• Figure contents as structured data:
==*==

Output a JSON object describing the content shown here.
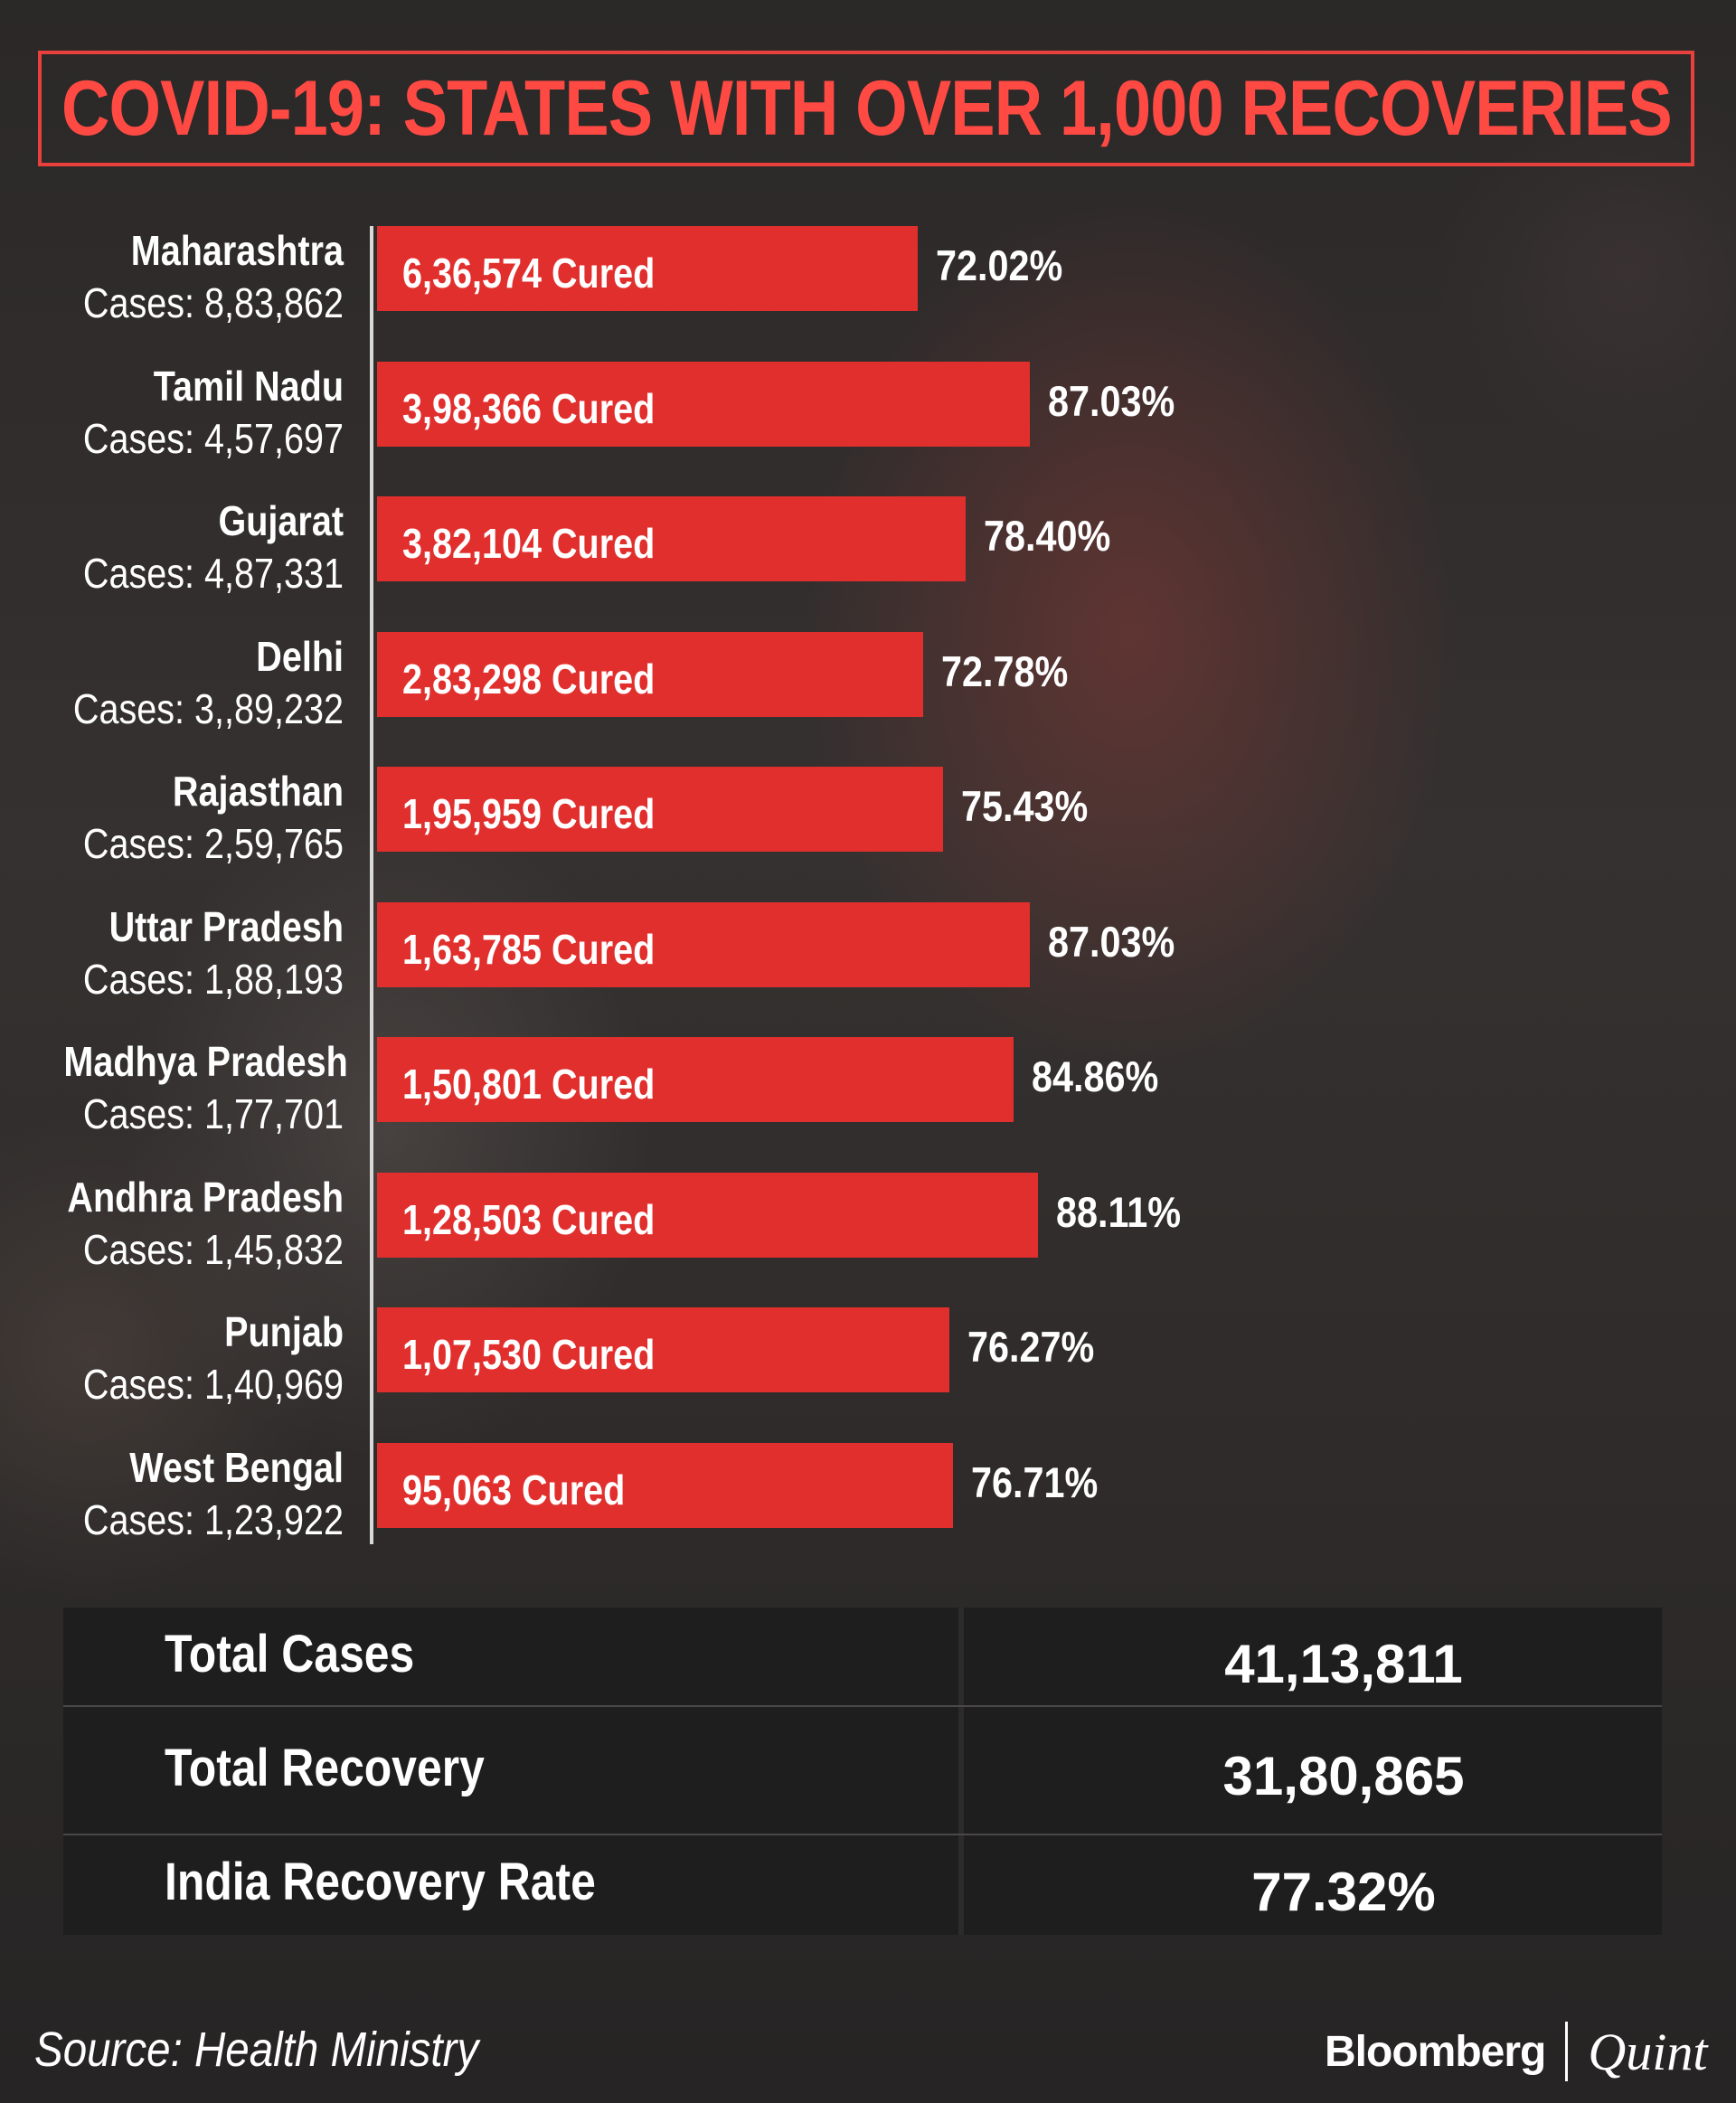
{
  "title": "COVID-19: STATES WITH OVER 1,000 RECOVERIES",
  "chart_data": {
    "type": "bar",
    "orientation": "horizontal",
    "title": "COVID-19: STATES WITH OVER 1,000 RECOVERIES",
    "categories": [
      "Maharashtra",
      "Tamil Nadu",
      "Gujarat",
      "Delhi",
      "Rajasthan",
      "Uttar Pradesh",
      "Madhya Pradesh",
      "Andhra Pradesh",
      "Punjab",
      "West Bengal"
    ],
    "bar_length_pct": [
      72.02,
      87.03,
      78.4,
      72.78,
      75.43,
      87.03,
      84.86,
      88.11,
      76.27,
      76.71
    ],
    "rows": [
      {
        "state": "Maharashtra",
        "cases": "Cases: 8,83,862",
        "cured": "6,36,574",
        "pct": "72.02%"
      },
      {
        "state": "Tamil Nadu",
        "cases": "Cases: 4,57,697",
        "cured": "3,98,366",
        "pct": "87.03%"
      },
      {
        "state": "Gujarat",
        "cases": "Cases: 4,87,331",
        "cured": "3,82,104",
        "pct": "78.40%"
      },
      {
        "state": "Delhi",
        "cases": "Cases: 3,,89,232",
        "cured": "2,83,298",
        "pct": "72.78%"
      },
      {
        "state": "Rajasthan",
        "cases": "Cases: 2,59,765",
        "cured": "1,95,959",
        "pct": "75.43%"
      },
      {
        "state": "Uttar Pradesh",
        "cases": "Cases: 1,88,193",
        "cured": "1,63,785",
        "pct": "87.03%"
      },
      {
        "state": "Madhya Pradesh",
        "cases": "Cases: 1,77,701",
        "cured": "1,50,801",
        "pct": "84.86%"
      },
      {
        "state": "Andhra Pradesh",
        "cases": "Cases: 1,45,832",
        "cured": "1,28,503",
        "pct": "88.11%"
      },
      {
        "state": "Punjab",
        "cases": "Cases: 1,40,969",
        "cured": "1,07,530",
        "pct": "76.27%"
      },
      {
        "state": "West Bengal",
        "cases": "Cases: 1,23,922",
        "cured": "95,063",
        "pct": "76.71%"
      }
    ],
    "cured_suffix": "Cured",
    "bar_color": "#e12f2d",
    "legend": "none",
    "grid": false
  },
  "summary": {
    "rows": [
      {
        "label": "Total Cases",
        "value": "41,13,811"
      },
      {
        "label": "Total Recovery",
        "value": "31,80,865"
      },
      {
        "label": "India Recovery Rate",
        "value": "77.32%"
      }
    ]
  },
  "footer": {
    "source": "Source: Health Ministry",
    "logo_primary": "Bloomberg",
    "logo_secondary": "Quint"
  },
  "colors": {
    "accent": "#e8403c",
    "bar": "#e12f2d",
    "background": "#2a2727"
  }
}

==*==

• Aim of the task:
Provide only the number of lines in the records containing the string "Pradesh".

• Task response:
6